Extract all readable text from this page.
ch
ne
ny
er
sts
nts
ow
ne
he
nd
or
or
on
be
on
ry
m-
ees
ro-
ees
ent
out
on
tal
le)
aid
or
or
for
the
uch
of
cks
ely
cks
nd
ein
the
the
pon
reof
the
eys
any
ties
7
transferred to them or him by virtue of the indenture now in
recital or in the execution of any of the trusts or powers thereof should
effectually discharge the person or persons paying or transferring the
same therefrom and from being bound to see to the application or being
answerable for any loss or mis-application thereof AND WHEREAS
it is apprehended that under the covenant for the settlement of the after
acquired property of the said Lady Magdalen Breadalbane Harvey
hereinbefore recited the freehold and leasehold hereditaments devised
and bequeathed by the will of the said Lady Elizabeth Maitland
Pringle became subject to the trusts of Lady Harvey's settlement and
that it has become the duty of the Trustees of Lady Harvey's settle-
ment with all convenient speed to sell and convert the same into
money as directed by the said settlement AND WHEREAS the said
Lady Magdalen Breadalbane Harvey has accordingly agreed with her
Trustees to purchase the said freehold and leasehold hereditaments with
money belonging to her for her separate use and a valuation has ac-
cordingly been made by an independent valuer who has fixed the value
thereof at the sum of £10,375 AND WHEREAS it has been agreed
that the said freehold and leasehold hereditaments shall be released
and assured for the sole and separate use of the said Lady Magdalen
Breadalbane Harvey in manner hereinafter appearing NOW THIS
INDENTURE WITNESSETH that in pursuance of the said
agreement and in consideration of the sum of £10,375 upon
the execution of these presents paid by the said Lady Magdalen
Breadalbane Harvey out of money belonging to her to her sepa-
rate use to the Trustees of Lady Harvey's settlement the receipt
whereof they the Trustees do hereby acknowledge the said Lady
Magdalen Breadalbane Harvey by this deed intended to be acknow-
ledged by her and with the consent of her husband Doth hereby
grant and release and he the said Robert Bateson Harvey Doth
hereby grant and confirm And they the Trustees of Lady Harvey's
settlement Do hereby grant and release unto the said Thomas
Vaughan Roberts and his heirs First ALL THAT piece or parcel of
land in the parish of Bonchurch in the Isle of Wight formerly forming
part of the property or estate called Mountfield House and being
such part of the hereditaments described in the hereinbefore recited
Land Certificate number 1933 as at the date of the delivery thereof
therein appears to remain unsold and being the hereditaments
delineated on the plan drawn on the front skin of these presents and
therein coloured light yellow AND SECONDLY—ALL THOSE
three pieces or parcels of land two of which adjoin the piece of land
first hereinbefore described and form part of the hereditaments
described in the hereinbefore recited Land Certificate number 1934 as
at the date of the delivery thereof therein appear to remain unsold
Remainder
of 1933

WHAT TO WORK ON: Copy all the records above precisely.

TASK ANSWER:
Extract all readable text from this page.
ch
ne
ny
er
sts
nts
ow
ne
he
nd
or
or
on
be
on
ry
m-
ees
ro-
ees
ent
out
on
tal
le)
aid
or
or
for
the
uch
of
cks
ely
cks
nd
ein
the
the
pon
reof
the
eys
any
ties
7
transferred to them or him by virtue of the indenture now in
recital or in the execution of any of the trusts or powers thereof should
effectually discharge the person or persons paying or transferring the
same therefrom and from being bound to see to the application or being
answerable for any loss or mis-application thereof AND WHEREAS
it is apprehended that under the covenant for the settlement of the after
acquired property of the said Lady Magdalen Breadalbane Harvey
hereinbefore recited the freehold and leasehold hereditaments devised
and bequeathed by the will of the said Lady Elizabeth Maitland
Pringle became subject to the trusts of Lady Harvey's settlement and
that it has become the duty of the Trustees of Lady Harvey's settle-
ment with all convenient speed to sell and convert the same into
money as directed by the said settlement AND WHEREAS the said
Lady Magdalen Breadalbane Harvey has accordingly agreed with her
Trustees to purchase the said freehold and leasehold hereditaments with
money belonging to her for her separate use and a valuation has ac-
cordingly been made by an independent valuer who has fixed the value
thereof at the sum of £10,375 AND WHEREAS it has been agreed
that the said freehold and leasehold hereditaments shall be released
and assured for the sole and separate use of the said Lady Magdalen
Breadalbane Harvey in manner hereinafter appearing NOW THIS
INDENTURE WITNESSETH that in pursuance of the said
agreement and in consideration of the sum of £10,375 upon
the execution of these presents paid by the said Lady Magdalen
Breadalbane Harvey out of money belonging to her to her sepa-
rate use to the Trustees of Lady Harvey's settlement the receipt
whereof they the Trustees do hereby acknowledge the said Lady
Magdalen Breadalbane Harvey by this deed intended to be acknow-
ledged by her and with the consent of her husband Doth hereby
grant and release and he the said Robert Bateson Harvey Doth
hereby grant and confirm And they the Trustees of Lady Harvey's
settlement Do hereby grant and release unto the said Thomas
Vaughan Roberts and his heirs First ALL THAT piece or parcel of
land in the parish of Bonchurch in the Isle of Wight formerly forming
part of the property or estate called Mountfield House and being
such part of the hereditaments described in the hereinbefore recited
Land Certificate number 1933 as at the date of the delivery thereof
therein appears to remain unsold and being the hereditaments
delineated on the plan drawn on the front skin of these presents and
therein coloured light yellow AND SECONDLY—ALL THOSE
three pieces or parcels of land two of which adjoin the piece of land
first hereinbefore described and form part of the hereditaments
described in the hereinbefore recited Land Certificate number 1934 as
at the date of the delivery thereof therein appear to remain unsold
Remainder
of 1933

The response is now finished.